## EXCERPTED PASSAGE

============================================================

SIDS and What You Need to Know
SIDS. A word that strikes fear into every parent's heart. It stands for Sudden Infant Death Syndrome and generally affects children under the age of 1. Generally it happens when the child is sleeping, so sometimes it is referred to as crib death. Experts are still not clear of the exact cause of SIDS, but through research they have been able to pinpoint certain things that help lower risks.
According to this article here on WebMD, there are a few things you can do that will lower the risk of SIDS.
Put the child to sleep on his or her back.
It has been well documented that children that are put to sleep on their sides and stomachs, especially while swaddled, are at a greater risk for SIDS. Children may roll over after you place them on their backs, but it is believed that if they are old enough to roll over, they should not be swaddled, and it is considered safe for them to roll into a different sleeping position. Since the Back to Sleep initiative was put into place in 1994, SIDS has decreased by half.
Put the child to sleep on a firm mattress.
Softer beds, such as adult mattresses, are a hazard for infants. Make sure that the crib mattress you purchase is firm. It is advised that such things as wedges and other sleeping aids should not be used preventatively. A firm mattress is the best and safest surface for babies to sleep on.
*For more information on how to choose the best mattress check out our post How to Choose the Right Crib Mattress in 3 Easy Steps.
Put the child to sleep in close proximity to you, but not in the same bed.

============================================================

## EXERCISES
**a.** Return the part of the SIDS article from "According to this" up to and including "or her back.", copying it exactly.
**b.** According to the SIDS article, by how much has SIDS decreased since the Back to Sleep initiative was put into place in 1994?

============================================================

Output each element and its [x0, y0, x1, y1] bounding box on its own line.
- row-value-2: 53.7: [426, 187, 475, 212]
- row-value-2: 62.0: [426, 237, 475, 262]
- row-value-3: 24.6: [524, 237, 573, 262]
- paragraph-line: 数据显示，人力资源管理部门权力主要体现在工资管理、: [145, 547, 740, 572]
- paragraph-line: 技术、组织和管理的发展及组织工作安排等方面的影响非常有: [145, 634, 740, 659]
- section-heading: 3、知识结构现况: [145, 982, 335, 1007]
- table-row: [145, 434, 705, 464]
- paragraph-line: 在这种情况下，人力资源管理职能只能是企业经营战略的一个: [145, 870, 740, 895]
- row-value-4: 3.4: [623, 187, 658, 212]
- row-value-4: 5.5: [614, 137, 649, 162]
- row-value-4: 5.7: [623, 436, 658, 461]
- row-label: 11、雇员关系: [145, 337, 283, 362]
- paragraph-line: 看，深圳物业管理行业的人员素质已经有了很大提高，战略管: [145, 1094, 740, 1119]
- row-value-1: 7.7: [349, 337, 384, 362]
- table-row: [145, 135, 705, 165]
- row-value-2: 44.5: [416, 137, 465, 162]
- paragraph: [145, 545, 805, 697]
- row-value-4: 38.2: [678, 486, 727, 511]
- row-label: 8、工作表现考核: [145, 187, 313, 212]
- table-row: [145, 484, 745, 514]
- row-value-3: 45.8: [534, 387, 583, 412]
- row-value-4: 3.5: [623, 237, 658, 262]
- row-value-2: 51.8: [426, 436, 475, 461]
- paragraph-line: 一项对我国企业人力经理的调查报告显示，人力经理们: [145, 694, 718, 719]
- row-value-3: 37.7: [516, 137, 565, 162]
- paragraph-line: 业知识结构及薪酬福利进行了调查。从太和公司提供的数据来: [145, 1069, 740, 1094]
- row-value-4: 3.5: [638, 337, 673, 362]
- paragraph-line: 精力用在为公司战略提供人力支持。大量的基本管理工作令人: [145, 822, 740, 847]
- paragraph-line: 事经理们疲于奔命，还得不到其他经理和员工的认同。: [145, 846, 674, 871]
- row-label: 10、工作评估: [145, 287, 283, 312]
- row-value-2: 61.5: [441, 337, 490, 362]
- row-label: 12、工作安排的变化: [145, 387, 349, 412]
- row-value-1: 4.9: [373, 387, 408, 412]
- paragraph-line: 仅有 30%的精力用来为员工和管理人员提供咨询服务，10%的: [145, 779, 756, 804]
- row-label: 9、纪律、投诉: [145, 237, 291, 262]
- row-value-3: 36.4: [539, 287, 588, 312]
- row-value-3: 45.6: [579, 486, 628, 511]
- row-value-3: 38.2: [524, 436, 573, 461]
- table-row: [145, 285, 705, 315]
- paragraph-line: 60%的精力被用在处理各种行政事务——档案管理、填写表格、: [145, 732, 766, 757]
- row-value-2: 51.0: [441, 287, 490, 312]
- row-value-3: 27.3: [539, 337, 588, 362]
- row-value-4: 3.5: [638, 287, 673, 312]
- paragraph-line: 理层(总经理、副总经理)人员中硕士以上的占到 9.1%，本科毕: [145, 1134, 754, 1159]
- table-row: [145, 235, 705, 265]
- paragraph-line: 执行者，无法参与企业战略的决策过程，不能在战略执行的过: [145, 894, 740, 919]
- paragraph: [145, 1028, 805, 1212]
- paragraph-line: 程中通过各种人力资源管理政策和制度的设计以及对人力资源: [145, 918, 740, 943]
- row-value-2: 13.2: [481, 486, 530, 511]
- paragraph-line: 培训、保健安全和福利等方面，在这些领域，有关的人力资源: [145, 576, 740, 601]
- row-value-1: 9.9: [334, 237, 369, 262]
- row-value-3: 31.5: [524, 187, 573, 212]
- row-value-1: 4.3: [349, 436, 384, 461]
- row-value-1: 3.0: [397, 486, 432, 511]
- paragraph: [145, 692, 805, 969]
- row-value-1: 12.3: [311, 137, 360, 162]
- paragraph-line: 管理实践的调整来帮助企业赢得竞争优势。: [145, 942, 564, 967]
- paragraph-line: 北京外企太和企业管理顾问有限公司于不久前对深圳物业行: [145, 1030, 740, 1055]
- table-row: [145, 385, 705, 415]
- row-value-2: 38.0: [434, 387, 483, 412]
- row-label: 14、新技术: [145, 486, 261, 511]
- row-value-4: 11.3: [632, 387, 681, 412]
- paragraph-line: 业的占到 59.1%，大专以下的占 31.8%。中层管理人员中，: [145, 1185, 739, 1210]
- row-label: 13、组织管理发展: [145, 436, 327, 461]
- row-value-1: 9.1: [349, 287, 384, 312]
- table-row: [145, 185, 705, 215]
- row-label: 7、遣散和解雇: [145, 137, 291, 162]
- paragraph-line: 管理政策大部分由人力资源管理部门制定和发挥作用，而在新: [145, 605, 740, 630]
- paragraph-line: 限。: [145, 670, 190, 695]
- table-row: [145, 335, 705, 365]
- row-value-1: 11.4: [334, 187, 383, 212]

============================================================

## ANSWERS BY ITEM NUMBER
**a.**
According to this article here on WebMD, there are a few things you can do that will lower the risk of SIDS.
Put the child to sleep on his or her back.

**b.** By half.